----- Data lines

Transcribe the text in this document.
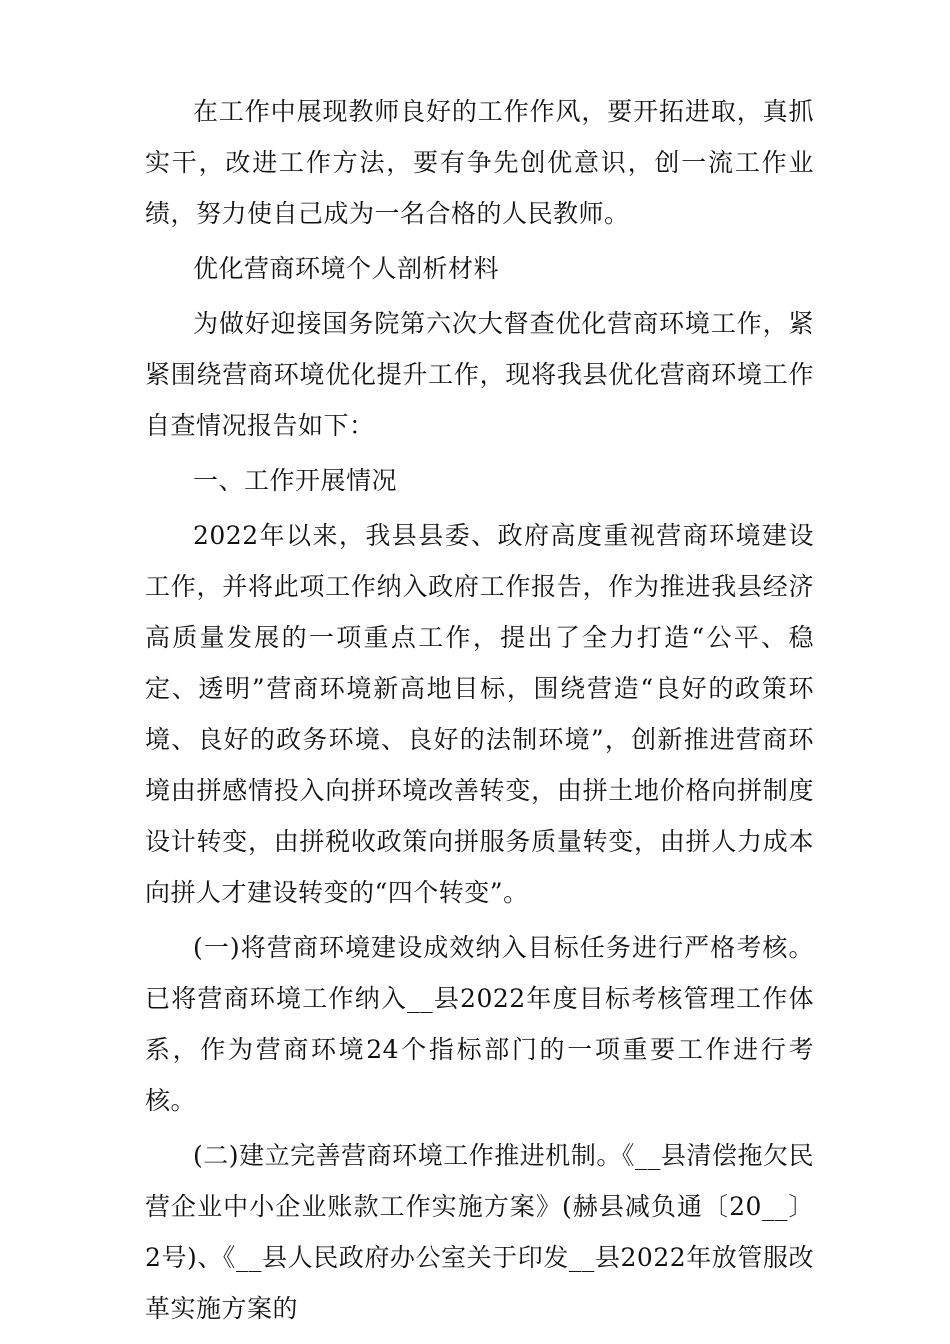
在工作中展现教师良好的工作作风，要开拓进取，真抓实干，改进工作方法，要有争先创优意识，创一流工作业绩，努力使自己成为一名合格的人民教师。

优化营商环境个人剖析材料

为做好迎接国务院第六次大督查优化营商环境工作，紧紧围绕营商环境优化提升工作，现将我县优化营商环境工作自查情况报告如下：

一、工作开展情况

2022年以来，我县县委、政府高度重视营商环境建设工作，并将此项工作纳入政府工作报告，作为推进我县经济高质量发展的一项重点工作，提出了全力打造“公平、稳定、透明”营商环境新高地目标，围绕营造“良好的政策环境、良好的政务环境、良好的法制环境”，创新推进营商环境由拼感情投入向拼环境改善转变，由拼土地价格向拼制度设计转变，由拼税收政策向拼服务质量转变，由拼人力成本向拼人才建设转变的“四个转变”。

(一)将营商环境建设成效纳入目标任务进行严格考核。已将营商环境工作纳入__县2022年度目标考核管理工作体系，作为营商环境24个指标部门的一项重要工作进行考核。

(二)建立完善营商环境工作推进机制。《__县清偿拖欠民营企业中小企业账款工作实施方案》(赫县减负通〔20__〕2号)、《__县人民政府办公室关于印发__县2022年放管服改革实施方案的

----------

§ What to do
Can the entries above be repeated exactly, without their pictures?

§ Complete output
Transcribe the text in this document.
在工作中展现教师良好的工作作风，要开拓进取，真抓实干，改进工作方法，要有争先创优意识，创一流工作业绩，努力使自己成为一名合格的人民教师。

优化营商环境个人剖析材料

为做好迎接国务院第六次大督查优化营商环境工作，紧紧围绕营商环境优化提升工作，现将我县优化营商环境工作自查情况报告如下：

一、工作开展情况

2022年以来，我县县委、政府高度重视营商环境建设工作，并将此项工作纳入政府工作报告，作为推进我县经济高质量发展的一项重点工作，提出了全力打造“公平、稳定、透明”营商环境新高地目标，围绕营造“良好的政策环境、良好的政务环境、良好的法制环境”，创新推进营商环境由拼感情投入向拼环境改善转变，由拼土地价格向拼制度设计转变，由拼税收政策向拼服务质量转变，由拼人力成本向拼人才建设转变的“四个转变”。

(一)将营商环境建设成效纳入目标任务进行严格考核。已将营商环境工作纳入__县2022年度目标考核管理工作体系，作为营商环境24个指标部门的一项重要工作进行考核。

(二)建立完善营商环境工作推进机制。《__县清偿拖欠民营企业中小企业账款工作实施方案》(赫县减负通〔20__〕2号)、《__县人民政府办公室关于印发__县2022年放管服改革实施方案的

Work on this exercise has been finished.